Kutipan

────────────────

Muhammadiyah dan Perjuangan Tanpa Akhir
Oleh : Fikri Hajjan Mubarak
Sorosutan, PCM Umbulharjo - Sejarah Indonesia tidak dapat dipisahkan dari peran besar organisasi-organisasi kemasyarakatan yang turut memperjuangkan kemerdekaan. Salah satu organisasi yang memainkan peran penting adalah Muhammadiyah, sebuah gerakan Islam yang didirikan oleh KH. Ahmad Dahlan pada tahun 1912 di Yogyakarta. Sejak awal berdirinya, Muhammadiyah telah menunjukkan komitmen yang kuat dalam memperjuangkan pendidikan, kesehatan, dan kesejahteraan sosial masyarakat, bahkan di tengah tekanan penjajahan.
Sebagai gerakan pembaruan Islam, Muhammadiyah menanamkan semangat kebangsaan dalam berbagai aktivitasnya. Di masa sebelum kemerdekaan, para tokoh Muhammadiyah tidak hanya berdakwah di bidang agama, tetapi juga aktif dalam membangun kesadaran kolektif melawan penjajahan. Ide-ide progresif tentang kemerdekaan, keadilan, dan kesetaraan menginspirasi banyak generasi muda Indonesia. Oleh karena itu, ketika berbicara tentang perjuangan kemerdekaan Indonesia, nama Muhammadiyah dan tokoh-tokohnya selalu hadir dengan kebesaran dan pengaruh dalam teladan keteguhan.

────────────────

Data Mentah
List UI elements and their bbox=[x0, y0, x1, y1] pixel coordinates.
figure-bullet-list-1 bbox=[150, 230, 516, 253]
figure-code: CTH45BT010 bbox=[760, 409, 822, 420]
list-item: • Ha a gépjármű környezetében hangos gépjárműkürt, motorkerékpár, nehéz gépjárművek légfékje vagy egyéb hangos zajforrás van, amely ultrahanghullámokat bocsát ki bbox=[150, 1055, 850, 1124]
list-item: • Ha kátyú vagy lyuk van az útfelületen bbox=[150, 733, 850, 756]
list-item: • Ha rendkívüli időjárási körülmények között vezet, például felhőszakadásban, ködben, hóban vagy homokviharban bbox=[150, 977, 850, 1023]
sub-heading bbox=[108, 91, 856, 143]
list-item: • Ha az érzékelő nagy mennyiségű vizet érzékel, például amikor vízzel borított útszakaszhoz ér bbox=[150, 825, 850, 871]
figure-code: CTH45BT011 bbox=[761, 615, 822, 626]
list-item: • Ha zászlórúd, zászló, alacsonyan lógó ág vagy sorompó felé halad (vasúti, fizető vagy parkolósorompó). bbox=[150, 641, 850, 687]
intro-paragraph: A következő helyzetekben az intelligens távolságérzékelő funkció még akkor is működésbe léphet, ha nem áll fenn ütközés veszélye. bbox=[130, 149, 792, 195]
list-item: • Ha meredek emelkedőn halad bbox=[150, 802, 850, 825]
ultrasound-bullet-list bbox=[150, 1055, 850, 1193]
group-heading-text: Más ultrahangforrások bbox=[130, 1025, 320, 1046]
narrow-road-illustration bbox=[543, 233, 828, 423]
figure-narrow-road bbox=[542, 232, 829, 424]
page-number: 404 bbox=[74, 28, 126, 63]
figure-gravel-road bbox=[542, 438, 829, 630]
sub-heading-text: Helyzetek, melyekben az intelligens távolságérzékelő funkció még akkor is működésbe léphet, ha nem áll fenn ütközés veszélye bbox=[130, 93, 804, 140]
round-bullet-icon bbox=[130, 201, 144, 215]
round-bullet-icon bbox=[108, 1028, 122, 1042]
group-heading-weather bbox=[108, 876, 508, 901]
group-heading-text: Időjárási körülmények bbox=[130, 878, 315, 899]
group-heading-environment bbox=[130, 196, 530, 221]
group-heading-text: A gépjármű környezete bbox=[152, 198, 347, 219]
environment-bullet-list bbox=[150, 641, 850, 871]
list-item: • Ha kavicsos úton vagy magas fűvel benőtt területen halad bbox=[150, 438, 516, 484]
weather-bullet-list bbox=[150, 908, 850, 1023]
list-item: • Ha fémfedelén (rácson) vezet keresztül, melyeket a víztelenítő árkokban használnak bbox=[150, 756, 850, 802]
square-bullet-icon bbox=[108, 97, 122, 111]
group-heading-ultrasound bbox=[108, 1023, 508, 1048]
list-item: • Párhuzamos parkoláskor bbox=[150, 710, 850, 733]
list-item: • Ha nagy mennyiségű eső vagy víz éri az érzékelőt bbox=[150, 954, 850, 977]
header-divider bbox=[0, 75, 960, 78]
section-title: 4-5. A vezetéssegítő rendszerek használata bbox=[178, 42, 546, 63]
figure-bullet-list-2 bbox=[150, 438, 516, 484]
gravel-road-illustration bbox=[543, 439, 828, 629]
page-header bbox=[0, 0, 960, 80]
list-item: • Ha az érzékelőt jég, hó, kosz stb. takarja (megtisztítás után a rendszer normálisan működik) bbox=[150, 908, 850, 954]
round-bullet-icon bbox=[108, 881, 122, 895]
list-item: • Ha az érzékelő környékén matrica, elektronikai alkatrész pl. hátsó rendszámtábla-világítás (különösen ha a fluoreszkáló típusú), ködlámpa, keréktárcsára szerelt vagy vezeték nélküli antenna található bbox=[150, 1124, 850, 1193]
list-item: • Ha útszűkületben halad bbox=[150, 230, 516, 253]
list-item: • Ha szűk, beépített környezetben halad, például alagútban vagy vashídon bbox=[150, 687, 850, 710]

────────────────

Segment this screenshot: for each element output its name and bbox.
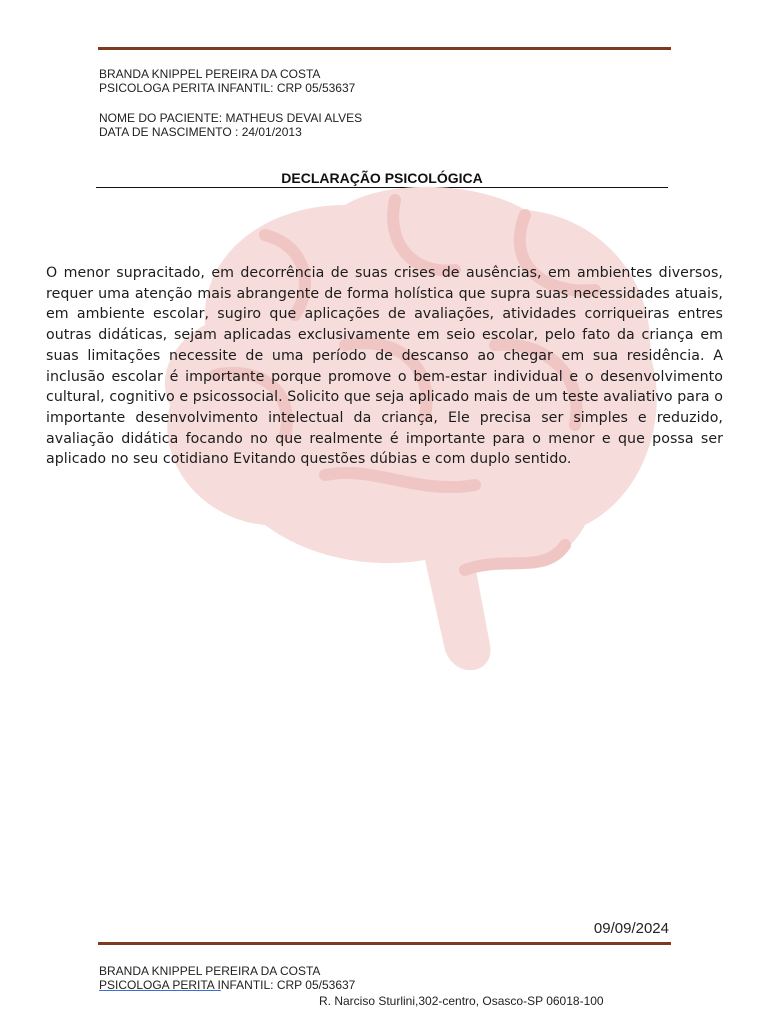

────────────────

Soal Latihan
a) Tuliskan kembali secara lebih ringkas paragraf dalam kutipan tentang Muhammadiyah yang diawali dengan "Sebagai gerakan pembaruan Islam" tanpa menghilangkan fakta-fakta utamanya.
b) Menurut kutipan tentang Muhammadiyah, pada tahun berapa dan di kota mana Muhammadiyah didirikan?

Kunci Jawaban
a) Sebagai gerakan pembaruan Islam, Muhammadiyah menanamkan semangat kebangsaan dalam kegiatannya. Sebelum kemerdekaan, para tokohnya berdakwah sekaligus membangun kesadaran kolektif melawan penjajahan. Gagasan progresif mereka tentang kemerdekaan, keadilan, dan kesetaraan menginspirasi banyak generasi muda. Karena itu, Muhammadiyah dan tokoh-tokohnya selalu hadir dalam pembicaraan tentang perjuangan kemerdekaan Indonesia.

b) Muhammadiyah didirikan pada tahun 1912 di Yogyakarta.